----- Supplied entries

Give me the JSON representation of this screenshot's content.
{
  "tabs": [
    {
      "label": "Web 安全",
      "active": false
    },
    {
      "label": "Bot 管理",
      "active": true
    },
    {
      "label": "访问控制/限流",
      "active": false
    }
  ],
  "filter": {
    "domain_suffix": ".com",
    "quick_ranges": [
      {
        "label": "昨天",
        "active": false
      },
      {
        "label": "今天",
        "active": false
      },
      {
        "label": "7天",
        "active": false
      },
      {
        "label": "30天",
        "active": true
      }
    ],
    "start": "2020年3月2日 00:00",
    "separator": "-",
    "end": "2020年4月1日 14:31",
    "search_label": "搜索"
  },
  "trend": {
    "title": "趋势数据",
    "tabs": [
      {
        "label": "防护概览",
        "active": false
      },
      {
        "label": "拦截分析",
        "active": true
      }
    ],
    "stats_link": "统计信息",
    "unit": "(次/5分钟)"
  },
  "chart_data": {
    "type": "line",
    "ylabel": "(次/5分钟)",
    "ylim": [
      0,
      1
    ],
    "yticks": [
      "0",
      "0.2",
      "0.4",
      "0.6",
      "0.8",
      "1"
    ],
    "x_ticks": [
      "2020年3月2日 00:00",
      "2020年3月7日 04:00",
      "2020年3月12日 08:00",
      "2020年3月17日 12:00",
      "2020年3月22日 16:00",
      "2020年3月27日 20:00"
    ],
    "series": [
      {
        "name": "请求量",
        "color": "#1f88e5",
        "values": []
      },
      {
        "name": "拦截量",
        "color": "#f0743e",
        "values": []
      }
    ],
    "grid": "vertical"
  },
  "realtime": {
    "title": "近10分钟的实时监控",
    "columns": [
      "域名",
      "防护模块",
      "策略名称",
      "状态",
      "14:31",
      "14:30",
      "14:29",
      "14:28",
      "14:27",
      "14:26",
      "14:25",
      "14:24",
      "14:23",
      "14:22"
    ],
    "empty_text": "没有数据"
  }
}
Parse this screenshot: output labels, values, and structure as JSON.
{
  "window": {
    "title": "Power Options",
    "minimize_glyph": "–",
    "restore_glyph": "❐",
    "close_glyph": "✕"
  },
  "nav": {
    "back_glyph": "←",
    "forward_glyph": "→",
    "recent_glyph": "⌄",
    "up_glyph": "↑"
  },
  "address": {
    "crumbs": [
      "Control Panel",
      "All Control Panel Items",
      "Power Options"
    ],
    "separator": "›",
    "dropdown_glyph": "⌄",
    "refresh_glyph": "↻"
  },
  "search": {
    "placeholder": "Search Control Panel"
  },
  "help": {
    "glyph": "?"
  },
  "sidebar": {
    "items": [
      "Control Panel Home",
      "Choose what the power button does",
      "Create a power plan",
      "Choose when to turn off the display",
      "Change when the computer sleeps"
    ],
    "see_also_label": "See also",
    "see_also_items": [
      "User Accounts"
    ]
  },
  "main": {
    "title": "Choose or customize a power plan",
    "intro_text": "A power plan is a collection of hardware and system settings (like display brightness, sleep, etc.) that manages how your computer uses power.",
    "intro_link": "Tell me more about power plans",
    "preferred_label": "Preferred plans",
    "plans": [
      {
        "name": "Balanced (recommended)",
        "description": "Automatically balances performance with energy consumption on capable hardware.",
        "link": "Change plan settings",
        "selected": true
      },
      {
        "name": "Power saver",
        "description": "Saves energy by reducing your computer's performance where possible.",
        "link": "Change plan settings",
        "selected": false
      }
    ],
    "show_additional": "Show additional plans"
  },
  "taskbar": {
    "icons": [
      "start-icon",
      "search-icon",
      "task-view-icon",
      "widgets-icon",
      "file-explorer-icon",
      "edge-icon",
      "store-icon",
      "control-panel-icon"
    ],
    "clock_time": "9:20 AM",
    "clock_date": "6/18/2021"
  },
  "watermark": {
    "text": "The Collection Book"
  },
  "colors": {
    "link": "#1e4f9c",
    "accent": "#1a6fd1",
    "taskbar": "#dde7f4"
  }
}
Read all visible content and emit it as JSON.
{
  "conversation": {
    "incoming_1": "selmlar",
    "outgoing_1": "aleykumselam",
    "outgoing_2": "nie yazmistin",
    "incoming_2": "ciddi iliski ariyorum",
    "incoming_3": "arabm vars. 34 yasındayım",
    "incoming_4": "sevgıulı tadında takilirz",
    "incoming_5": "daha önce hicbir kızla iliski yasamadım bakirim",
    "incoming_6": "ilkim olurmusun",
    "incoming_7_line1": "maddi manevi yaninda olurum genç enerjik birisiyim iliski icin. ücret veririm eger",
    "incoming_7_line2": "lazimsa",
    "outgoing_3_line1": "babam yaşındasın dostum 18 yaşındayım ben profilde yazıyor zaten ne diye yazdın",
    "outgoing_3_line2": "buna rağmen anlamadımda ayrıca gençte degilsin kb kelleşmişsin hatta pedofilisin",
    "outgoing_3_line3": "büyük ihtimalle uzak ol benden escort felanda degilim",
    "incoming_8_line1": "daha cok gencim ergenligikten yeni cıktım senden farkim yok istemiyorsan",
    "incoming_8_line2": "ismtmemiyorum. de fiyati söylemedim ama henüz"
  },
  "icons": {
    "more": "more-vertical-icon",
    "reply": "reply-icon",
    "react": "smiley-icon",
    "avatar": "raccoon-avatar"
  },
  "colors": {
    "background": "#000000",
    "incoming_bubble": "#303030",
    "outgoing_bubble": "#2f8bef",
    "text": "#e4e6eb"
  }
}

----------

## Objective
From the line containing "Read all visible content and emit it as JSON." to the last line of the material, please quote every line exactly and only those.

## Task output
Read all visible content and emit it as JSON.
{
  "conversation": {
    "incoming_1": "selmlar",
    "outgoing_1": "aleykumselam",
    "outgoing_2": "nie yazmistin",
    "incoming_2": "ciddi iliski ariyorum",
    "incoming_3": "arabm vars. 34 yasındayım",
    "incoming_4": "sevgıulı tadında takilirz",
    "incoming_5": "daha önce hicbir kızla iliski yasamadım bakirim",
    "incoming_6": "ilkim olurmusun",
    "incoming_7_line1": "maddi manevi yaninda olurum genç enerjik birisiyim iliski icin. ücret veririm eger",
    "incoming_7_line2": "lazimsa",
    "outgoing_3_line1": "babam yaşındasın dostum 18 yaşındayım ben profilde yazıyor zaten ne diye yazdın",
    "outgoing_3_line2": "buna rağmen anlamadımda ayrıca gençte degilsin kb kelleşmişsin hatta pedofilisin",
    "outgoing_3_line3": "büyük ihtimalle uzak ol benden escort felanda degilim",
    "incoming_8_line1": "daha cok gencim ergenligikten yeni cıktım senden farkim yok istemiyorsan",
    "incoming_8_line2": "ismtmemiyorum. de fiyati söylemedim ama henüz"
  },
  "icons": {
    "more": "more-vertical-icon",
    "reply": "reply-icon",
    "react": "smiley-icon",
    "avatar": "raccoon-avatar"
  },
  "colors": {
    "background": "#000000",
    "incoming_bubble": "#303030",
    "outgoing_bubble": "#2f8bef",
    "text": "#e4e6eb"
  }
}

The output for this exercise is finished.